** Start **

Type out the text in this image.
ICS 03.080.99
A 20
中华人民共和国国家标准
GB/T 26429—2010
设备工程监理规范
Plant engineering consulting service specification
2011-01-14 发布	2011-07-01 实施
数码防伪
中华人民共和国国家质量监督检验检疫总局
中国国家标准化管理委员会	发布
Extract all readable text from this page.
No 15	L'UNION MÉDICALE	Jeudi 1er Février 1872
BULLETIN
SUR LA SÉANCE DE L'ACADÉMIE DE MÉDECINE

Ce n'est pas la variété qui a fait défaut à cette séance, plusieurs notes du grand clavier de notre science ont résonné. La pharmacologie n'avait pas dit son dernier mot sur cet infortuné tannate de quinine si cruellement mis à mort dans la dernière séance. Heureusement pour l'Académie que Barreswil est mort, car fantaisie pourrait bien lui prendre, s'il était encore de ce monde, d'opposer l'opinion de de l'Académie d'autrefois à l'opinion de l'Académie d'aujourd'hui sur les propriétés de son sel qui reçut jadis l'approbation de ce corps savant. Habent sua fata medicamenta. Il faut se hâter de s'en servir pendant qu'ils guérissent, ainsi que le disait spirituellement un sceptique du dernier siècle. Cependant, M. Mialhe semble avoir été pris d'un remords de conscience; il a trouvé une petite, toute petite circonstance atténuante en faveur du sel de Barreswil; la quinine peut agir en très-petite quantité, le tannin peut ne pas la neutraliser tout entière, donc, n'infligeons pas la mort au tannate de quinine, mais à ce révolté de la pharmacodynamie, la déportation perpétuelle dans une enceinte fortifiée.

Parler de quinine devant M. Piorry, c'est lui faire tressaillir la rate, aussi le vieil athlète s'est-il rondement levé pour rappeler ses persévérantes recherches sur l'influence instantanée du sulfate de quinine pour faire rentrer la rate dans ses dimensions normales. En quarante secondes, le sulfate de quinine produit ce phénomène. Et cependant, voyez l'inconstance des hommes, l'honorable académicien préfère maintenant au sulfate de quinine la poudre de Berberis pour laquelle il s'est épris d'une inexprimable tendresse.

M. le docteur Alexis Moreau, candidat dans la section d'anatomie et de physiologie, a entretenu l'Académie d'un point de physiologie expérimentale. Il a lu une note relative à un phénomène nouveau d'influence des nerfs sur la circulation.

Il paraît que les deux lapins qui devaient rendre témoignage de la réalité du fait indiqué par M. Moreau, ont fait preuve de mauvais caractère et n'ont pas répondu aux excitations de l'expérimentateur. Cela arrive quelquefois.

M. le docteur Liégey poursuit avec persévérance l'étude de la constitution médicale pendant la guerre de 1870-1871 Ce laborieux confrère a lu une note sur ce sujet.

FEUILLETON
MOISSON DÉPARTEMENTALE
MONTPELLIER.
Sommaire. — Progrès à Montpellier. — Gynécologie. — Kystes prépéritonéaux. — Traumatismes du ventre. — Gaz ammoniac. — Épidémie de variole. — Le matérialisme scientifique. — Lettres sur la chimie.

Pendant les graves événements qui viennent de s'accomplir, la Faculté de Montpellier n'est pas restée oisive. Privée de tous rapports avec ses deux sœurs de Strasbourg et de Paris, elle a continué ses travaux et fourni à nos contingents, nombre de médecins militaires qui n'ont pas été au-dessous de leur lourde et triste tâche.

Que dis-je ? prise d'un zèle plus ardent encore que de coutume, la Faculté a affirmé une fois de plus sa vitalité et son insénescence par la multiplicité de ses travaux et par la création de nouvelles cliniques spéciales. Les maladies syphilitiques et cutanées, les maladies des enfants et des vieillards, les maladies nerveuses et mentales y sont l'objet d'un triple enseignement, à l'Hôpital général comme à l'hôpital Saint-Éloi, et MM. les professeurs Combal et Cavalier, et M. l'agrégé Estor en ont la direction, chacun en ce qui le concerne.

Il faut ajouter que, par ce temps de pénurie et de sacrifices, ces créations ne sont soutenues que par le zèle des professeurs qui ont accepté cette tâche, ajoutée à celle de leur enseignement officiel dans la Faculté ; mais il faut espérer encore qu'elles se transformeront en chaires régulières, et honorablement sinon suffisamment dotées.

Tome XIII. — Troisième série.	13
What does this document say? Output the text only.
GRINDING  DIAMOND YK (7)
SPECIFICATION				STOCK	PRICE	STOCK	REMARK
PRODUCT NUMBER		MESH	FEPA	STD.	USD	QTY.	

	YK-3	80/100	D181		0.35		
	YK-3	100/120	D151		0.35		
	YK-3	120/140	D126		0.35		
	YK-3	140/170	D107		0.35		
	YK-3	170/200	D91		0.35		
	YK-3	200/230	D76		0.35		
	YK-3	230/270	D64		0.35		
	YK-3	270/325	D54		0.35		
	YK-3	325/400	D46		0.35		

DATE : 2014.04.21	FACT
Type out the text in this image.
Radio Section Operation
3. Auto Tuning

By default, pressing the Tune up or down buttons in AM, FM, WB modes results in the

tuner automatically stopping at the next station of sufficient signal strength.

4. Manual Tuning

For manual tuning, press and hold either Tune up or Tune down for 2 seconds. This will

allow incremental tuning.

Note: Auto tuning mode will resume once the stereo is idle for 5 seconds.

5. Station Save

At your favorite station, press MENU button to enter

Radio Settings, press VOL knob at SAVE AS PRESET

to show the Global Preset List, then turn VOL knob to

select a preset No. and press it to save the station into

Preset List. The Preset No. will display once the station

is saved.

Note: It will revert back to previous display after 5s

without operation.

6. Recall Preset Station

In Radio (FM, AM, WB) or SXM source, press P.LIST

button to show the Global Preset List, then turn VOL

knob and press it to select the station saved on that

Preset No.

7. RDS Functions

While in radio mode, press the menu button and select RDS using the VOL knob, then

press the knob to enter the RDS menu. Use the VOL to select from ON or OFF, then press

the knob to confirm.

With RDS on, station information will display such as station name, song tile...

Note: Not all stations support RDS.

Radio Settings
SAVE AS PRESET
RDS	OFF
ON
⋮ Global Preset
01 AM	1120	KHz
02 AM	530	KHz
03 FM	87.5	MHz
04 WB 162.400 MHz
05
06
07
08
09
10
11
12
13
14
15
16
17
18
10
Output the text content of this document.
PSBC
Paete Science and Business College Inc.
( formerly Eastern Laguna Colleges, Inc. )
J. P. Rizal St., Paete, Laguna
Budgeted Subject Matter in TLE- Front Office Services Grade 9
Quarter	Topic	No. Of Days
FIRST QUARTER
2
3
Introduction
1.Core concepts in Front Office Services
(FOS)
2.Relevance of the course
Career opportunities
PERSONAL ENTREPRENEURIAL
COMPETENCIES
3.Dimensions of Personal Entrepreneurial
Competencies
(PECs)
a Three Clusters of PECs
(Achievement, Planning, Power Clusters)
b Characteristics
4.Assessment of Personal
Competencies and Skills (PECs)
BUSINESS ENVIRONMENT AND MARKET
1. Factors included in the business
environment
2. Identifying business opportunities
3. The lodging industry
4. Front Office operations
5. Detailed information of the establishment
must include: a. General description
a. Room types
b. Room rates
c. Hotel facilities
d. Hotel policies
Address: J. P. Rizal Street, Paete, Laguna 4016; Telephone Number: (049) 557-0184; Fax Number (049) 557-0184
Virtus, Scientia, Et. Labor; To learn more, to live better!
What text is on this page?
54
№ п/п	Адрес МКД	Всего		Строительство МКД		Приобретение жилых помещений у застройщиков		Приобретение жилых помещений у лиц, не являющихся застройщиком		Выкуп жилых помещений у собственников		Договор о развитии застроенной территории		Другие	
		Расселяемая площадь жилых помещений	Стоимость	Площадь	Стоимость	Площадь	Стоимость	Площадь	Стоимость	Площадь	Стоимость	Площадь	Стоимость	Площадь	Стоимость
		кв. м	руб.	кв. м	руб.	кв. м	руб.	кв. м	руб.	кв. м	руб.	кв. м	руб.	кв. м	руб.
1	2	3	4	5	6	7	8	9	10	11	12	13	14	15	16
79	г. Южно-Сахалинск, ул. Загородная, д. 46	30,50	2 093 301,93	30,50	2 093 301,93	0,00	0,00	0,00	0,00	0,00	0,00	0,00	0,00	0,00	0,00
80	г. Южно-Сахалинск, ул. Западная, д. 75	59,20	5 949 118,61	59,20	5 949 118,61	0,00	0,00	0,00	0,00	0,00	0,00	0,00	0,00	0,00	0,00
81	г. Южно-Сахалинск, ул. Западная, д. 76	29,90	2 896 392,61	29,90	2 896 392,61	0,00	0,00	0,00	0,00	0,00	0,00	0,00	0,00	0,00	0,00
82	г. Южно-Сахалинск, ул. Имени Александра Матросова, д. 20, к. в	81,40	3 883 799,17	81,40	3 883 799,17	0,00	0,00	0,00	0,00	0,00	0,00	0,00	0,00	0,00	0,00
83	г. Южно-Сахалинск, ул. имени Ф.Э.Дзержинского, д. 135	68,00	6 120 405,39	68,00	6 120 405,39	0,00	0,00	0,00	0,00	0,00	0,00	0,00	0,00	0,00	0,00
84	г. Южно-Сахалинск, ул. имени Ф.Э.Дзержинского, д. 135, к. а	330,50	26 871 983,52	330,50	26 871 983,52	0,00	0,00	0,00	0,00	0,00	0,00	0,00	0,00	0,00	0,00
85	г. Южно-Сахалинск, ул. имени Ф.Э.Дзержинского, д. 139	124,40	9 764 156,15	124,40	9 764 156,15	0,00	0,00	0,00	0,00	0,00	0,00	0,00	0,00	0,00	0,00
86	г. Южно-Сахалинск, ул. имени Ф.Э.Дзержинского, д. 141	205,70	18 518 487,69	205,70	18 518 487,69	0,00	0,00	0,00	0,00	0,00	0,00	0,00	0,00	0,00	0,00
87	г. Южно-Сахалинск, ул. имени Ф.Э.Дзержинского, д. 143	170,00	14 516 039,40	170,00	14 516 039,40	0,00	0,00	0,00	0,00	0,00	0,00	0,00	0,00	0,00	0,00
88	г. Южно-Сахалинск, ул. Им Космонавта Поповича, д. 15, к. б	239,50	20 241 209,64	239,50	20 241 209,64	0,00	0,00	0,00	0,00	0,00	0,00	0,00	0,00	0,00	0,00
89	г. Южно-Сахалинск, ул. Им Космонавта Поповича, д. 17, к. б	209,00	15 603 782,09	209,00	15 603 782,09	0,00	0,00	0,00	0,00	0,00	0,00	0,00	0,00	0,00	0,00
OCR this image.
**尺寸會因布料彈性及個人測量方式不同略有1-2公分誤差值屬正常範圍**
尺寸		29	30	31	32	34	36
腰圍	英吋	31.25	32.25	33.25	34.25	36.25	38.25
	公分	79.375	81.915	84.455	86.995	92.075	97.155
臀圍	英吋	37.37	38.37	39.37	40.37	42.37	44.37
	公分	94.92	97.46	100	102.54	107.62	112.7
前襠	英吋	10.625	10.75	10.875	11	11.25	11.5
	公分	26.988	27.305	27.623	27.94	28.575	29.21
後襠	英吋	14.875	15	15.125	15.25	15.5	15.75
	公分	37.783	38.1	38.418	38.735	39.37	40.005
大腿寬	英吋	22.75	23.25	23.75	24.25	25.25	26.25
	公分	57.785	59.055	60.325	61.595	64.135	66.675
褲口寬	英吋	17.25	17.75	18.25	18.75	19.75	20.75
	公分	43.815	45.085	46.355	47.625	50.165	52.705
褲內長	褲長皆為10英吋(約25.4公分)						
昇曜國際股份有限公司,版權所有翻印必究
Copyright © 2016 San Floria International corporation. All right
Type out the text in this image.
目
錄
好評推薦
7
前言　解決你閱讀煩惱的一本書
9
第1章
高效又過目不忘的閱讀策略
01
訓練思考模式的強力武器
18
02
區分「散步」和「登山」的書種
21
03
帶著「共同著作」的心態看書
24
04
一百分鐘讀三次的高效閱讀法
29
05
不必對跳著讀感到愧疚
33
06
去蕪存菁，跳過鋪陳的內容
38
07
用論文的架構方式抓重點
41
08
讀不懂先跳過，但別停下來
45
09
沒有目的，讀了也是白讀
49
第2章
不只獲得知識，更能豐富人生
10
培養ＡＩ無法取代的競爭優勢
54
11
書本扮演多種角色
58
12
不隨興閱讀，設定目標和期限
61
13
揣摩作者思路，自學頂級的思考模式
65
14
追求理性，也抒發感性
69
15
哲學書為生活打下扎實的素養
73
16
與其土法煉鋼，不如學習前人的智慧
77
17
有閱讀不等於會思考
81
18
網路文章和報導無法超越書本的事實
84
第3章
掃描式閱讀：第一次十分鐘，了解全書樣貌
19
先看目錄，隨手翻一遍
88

** End **

Search the data above for the string "enter" and copy each line that has it.

At your favorite station, press MENU button to enter
press the knob to enter the RDS menu. Use the VOL to select from ON or OFF, then press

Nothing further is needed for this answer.